## TASK OBJECTIVE
Read the material below. Count the lines containing "ofert" and give that count alone.

## RECORDS PROVIDED
※ ※ ※
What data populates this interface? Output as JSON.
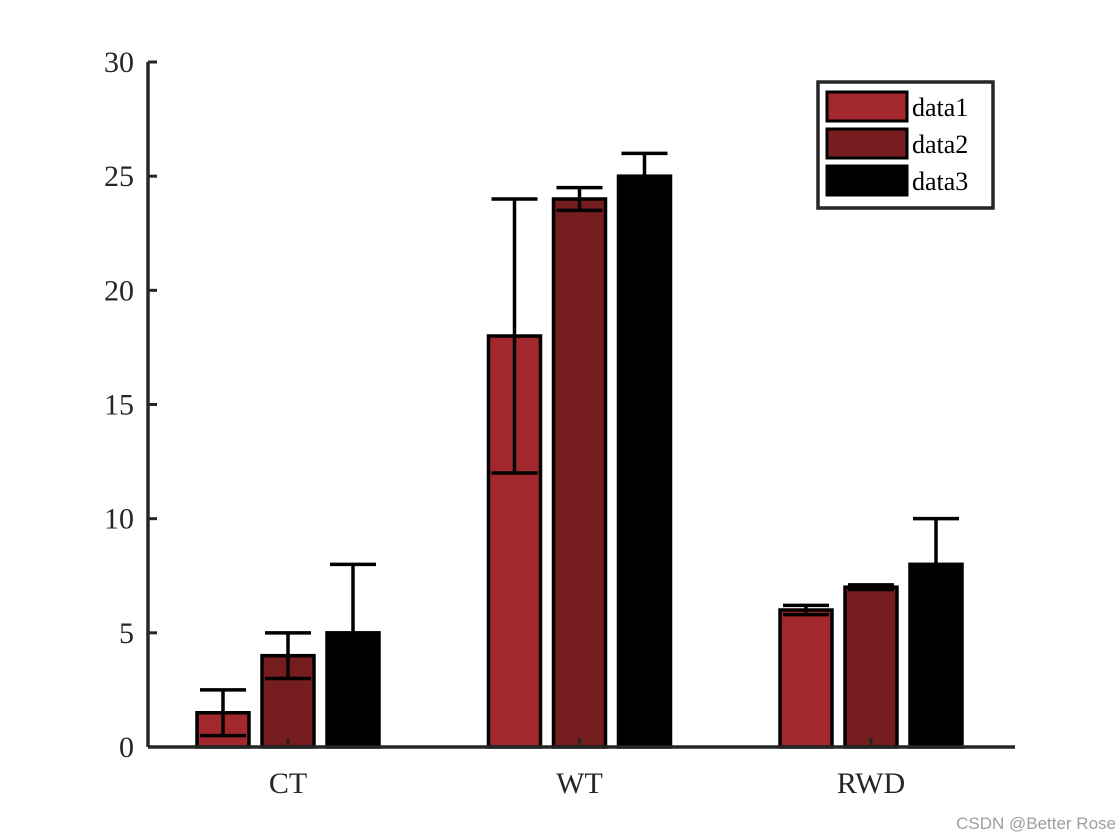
{
  "chart_data": {
    "type": "bar",
    "categories": [
      "CT",
      "WT",
      "RWD"
    ],
    "series": [
      {
        "name": "data1",
        "color": "#A3282D",
        "values": [
          1.5,
          18,
          6
        ],
        "errors": [
          1,
          6,
          0.2
        ]
      },
      {
        "name": "data2",
        "color": "#761E1F",
        "values": [
          4,
          24,
          7
        ],
        "errors": [
          1,
          0.5,
          0.1
        ]
      },
      {
        "name": "data3",
        "color": "#000000",
        "values": [
          5,
          25,
          8
        ],
        "errors": [
          3,
          1,
          2
        ]
      }
    ],
    "ylim": [
      0,
      30
    ],
    "yticks": [
      0,
      5,
      10,
      15,
      20,
      25,
      30
    ],
    "title": "",
    "xlabel": "",
    "ylabel": "",
    "legend_position": "top-right",
    "grid": false,
    "axis_color": "#262626",
    "edge_color": "#000000"
  },
  "watermark": "CSDN @Better Rose"
}
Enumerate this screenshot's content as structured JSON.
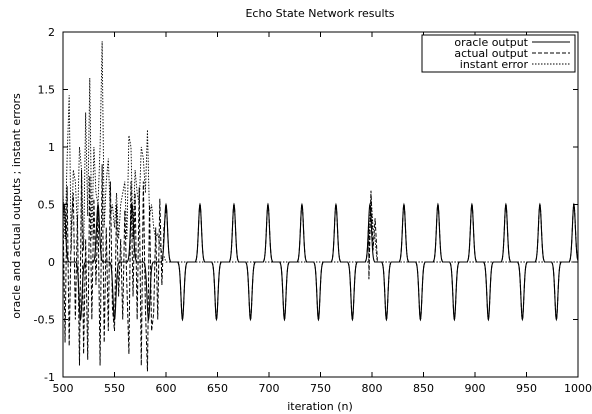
{
  "chart_data": {
    "type": "line",
    "title": "Echo State Network results",
    "xlabel": "iteration (n)",
    "ylabel": "oracle and actual outputs ; instant errors",
    "xlim": [
      500,
      1000
    ],
    "ylim": [
      -1,
      2
    ],
    "xticks": [
      500,
      550,
      600,
      650,
      700,
      750,
      800,
      850,
      900,
      950,
      1000
    ],
    "yticks": [
      -1,
      -0.5,
      0,
      0.5,
      1,
      1.5,
      2
    ],
    "xtick_labels": [
      "500",
      "550",
      "600",
      "650",
      "700",
      "750",
      "800",
      "850",
      "900",
      "950",
      "1000"
    ],
    "ytick_labels": [
      "-1",
      "-0.5",
      "0",
      "0.5",
      "1",
      "1.5",
      "2"
    ],
    "grid": false,
    "legend_position": "top-right",
    "signal": {
      "period": 33,
      "amplitude": 0.5,
      "positive_peak_x": [
        501,
        534,
        567,
        600,
        633,
        666,
        699,
        732,
        765,
        798,
        831,
        864,
        897,
        930,
        963,
        996
      ],
      "negative_peak_x": [
        517,
        550,
        583,
        616,
        649,
        682,
        715,
        748,
        781,
        814,
        847,
        880,
        913,
        946,
        979
      ]
    },
    "series": [
      {
        "name": "oracle output",
        "style": "solid",
        "description_points": "periodic pulse train: +0.5 peaks and -0.5 troughs alternating, baseline 0"
      },
      {
        "name": "actual output",
        "style": "dashed",
        "x": [
          500,
          502,
          504,
          506,
          508,
          510,
          512,
          514,
          516,
          518,
          520,
          522,
          524,
          526,
          528,
          530,
          532,
          534,
          536,
          538,
          540,
          542,
          544,
          546,
          548,
          550,
          552,
          554,
          556,
          558,
          560,
          562,
          564,
          566,
          568,
          570,
          572,
          574,
          576,
          578,
          580,
          582,
          584,
          586,
          588,
          590,
          592,
          594,
          596,
          598,
          600
        ],
        "values": [
          0.45,
          -0.7,
          0.66,
          -0.73,
          0.3,
          0.6,
          -0.5,
          0.4,
          -0.9,
          0.8,
          -0.8,
          0.2,
          -0.85,
          0.75,
          -0.5,
          0.55,
          -0.2,
          0.45,
          -0.9,
          0.85,
          -0.7,
          0.3,
          -0.6,
          0.7,
          -0.4,
          -0.6,
          0.5,
          -0.3,
          0.2,
          -0.5,
          0.45,
          -0.2,
          -0.8,
          0.7,
          -0.3,
          0.6,
          -0.5,
          0.65,
          -0.9,
          0.7,
          -0.4,
          -0.95,
          0.5,
          -0.6,
          -0.45,
          0.3,
          -0.5,
          0.55,
          -0.2,
          0.3,
          0.45
        ],
        "late_glitch": {
          "x": [
            797,
            799,
            801,
            803,
            805
          ],
          "values": [
            -0.15,
            0.62,
            0.1,
            0.38,
            0.05
          ]
        }
      },
      {
        "name": "instant error",
        "style": "dotted",
        "x": [
          500,
          502,
          504,
          506,
          508,
          510,
          512,
          514,
          516,
          518,
          520,
          522,
          524,
          526,
          528,
          530,
          532,
          534,
          536,
          538,
          540,
          542,
          544,
          546,
          548,
          550,
          552,
          554,
          556,
          558,
          560,
          562,
          564,
          566,
          568,
          570,
          572,
          574,
          576,
          578,
          580,
          582,
          584,
          586,
          588,
          590,
          592,
          594,
          596,
          598,
          600
        ],
        "values": [
          0.6,
          0.2,
          0.9,
          1.45,
          0.1,
          0.8,
          0.7,
          0.3,
          1.0,
          0.8,
          0.1,
          1.3,
          0.4,
          1.6,
          0.2,
          1.0,
          0.6,
          0.5,
          1.0,
          1.92,
          0.3,
          0.7,
          0.9,
          0.4,
          0.5,
          0.3,
          0.6,
          0.2,
          0.5,
          0.6,
          0.7,
          0.2,
          1.1,
          1.0,
          0.2,
          0.8,
          0.6,
          0.5,
          1.0,
          0.9,
          0.6,
          1.15,
          0.4,
          0.5,
          0.3,
          0.2,
          0.25,
          0.15,
          0.08,
          0.05,
          0.0
        ],
        "late_glitch": {
          "x": [
            797,
            799,
            801,
            803,
            805
          ],
          "values": [
            0.15,
            0.58,
            0.3,
            0.2,
            0.0
          ]
        }
      }
    ]
  }
}
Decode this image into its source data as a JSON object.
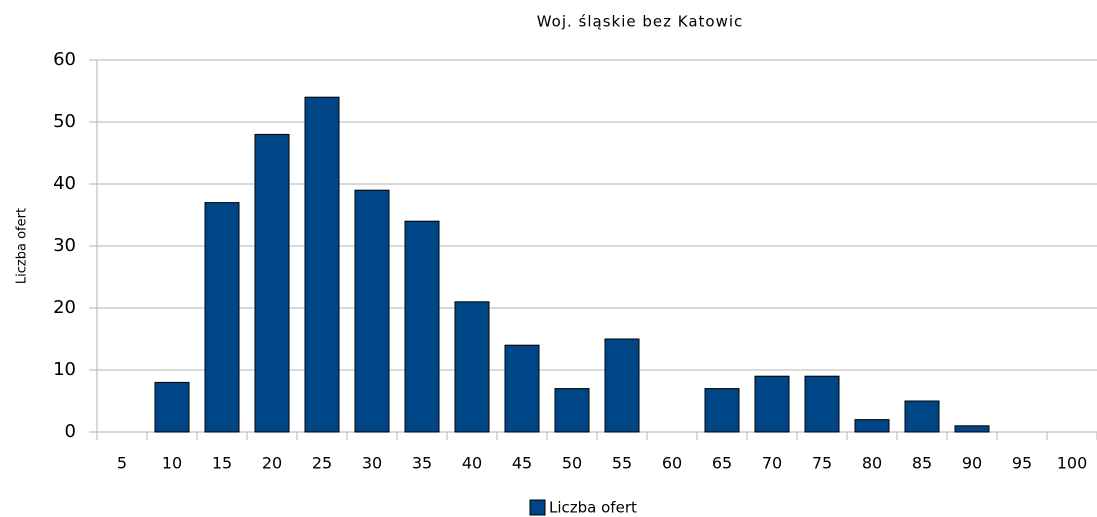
{
  "chart_data": {
    "type": "bar",
    "title": "Woj. śląskie bez Katowic",
    "y_label": "Liczba ofert",
    "categories": [
      "5",
      "10",
      "15",
      "20",
      "25",
      "30",
      "35",
      "40",
      "45",
      "50",
      "55",
      "60",
      "65",
      "70",
      "75",
      "80",
      "85",
      "90",
      "95",
      "100"
    ],
    "series": [
      {
        "name": "Liczba ofert",
        "color": "#004586",
        "values": [
          0,
          8,
          37,
          48,
          54,
          39,
          34,
          21,
          14,
          7,
          15,
          0,
          7,
          9,
          9,
          2,
          5,
          1,
          0,
          0
        ]
      }
    ],
    "ylim": [
      0,
      60
    ],
    "yticks": [
      0,
      10,
      20,
      30,
      40,
      50,
      60
    ],
    "grid": true,
    "legend": "bottom"
  }
}
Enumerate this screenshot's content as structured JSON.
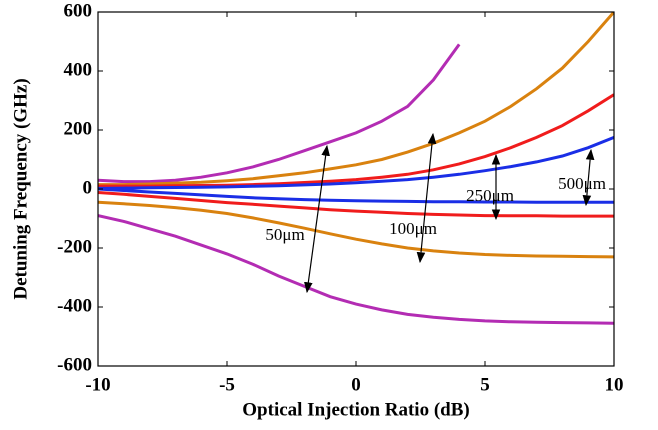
{
  "chart_data": {
    "type": "line",
    "xlabel": "Optical Injection Ratio (dB)",
    "ylabel": "Detuning Frequency (GHz)",
    "x": [
      -10,
      -9,
      -8,
      -7,
      -6,
      -5,
      -4,
      -3,
      -2,
      -1,
      0,
      1,
      2,
      3,
      4,
      5,
      6,
      7,
      8,
      9,
      10
    ],
    "xlim": [
      -10,
      10
    ],
    "xticks": [
      -10,
      -5,
      0,
      5,
      10
    ],
    "ylim": [
      -600,
      600
    ],
    "yticks": [
      -600,
      -400,
      -200,
      0,
      200,
      400,
      600
    ],
    "grid": false,
    "series": [
      {
        "color": "#b32cb3",
        "values": [
          30,
          25,
          25,
          30,
          40,
          55,
          75,
          100,
          130,
          160,
          190,
          230,
          280,
          370,
          490,
          null,
          null,
          null,
          null,
          null,
          null
        ]
      },
      {
        "color": "#d9820f",
        "values": [
          15,
          15,
          17,
          20,
          23,
          28,
          35,
          45,
          55,
          68,
          82,
          100,
          125,
          155,
          190,
          230,
          280,
          340,
          410,
          500,
          600
        ]
      },
      {
        "color": "#f01c1c",
        "values": [
          10,
          10,
          10,
          11,
          12,
          13,
          15,
          18,
          22,
          26,
          32,
          40,
          50,
          65,
          85,
          110,
          140,
          175,
          215,
          265,
          320
        ]
      },
      {
        "color": "#1a2ee6",
        "values": [
          2,
          3,
          4,
          5,
          6,
          7,
          9,
          11,
          14,
          17,
          21,
          26,
          32,
          40,
          50,
          62,
          76,
          92,
          112,
          140,
          175
        ]
      },
      {
        "color": "#1a2ee6",
        "values": [
          0,
          -5,
          -10,
          -15,
          -20,
          -25,
          -30,
          -33,
          -36,
          -38,
          -40,
          -41,
          -42,
          -43,
          -43,
          -44,
          -44,
          -45,
          -45,
          -45,
          -45
        ]
      },
      {
        "color": "#f01c1c",
        "values": [
          -12,
          -18,
          -25,
          -32,
          -39,
          -46,
          -52,
          -58,
          -64,
          -70,
          -75,
          -79,
          -83,
          -86,
          -88,
          -90,
          -91,
          -91,
          -92,
          -92,
          -92
        ]
      },
      {
        "color": "#d9820f",
        "values": [
          -45,
          -50,
          -56,
          -63,
          -72,
          -83,
          -98,
          -115,
          -133,
          -152,
          -170,
          -186,
          -200,
          -210,
          -217,
          -222,
          -225,
          -227,
          -228,
          -229,
          -230
        ]
      },
      {
        "color": "#b32cb3",
        "values": [
          -90,
          -110,
          -135,
          -160,
          -190,
          -220,
          -255,
          -295,
          -330,
          -365,
          -390,
          -410,
          -425,
          -435,
          -442,
          -447,
          -450,
          -452,
          -453,
          -454,
          -455
        ]
      }
    ],
    "annotations": [
      "50μm",
      "100μm",
      "250μm",
      "500μm"
    ]
  }
}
※ ※ ※
## FULL SOLUTION
2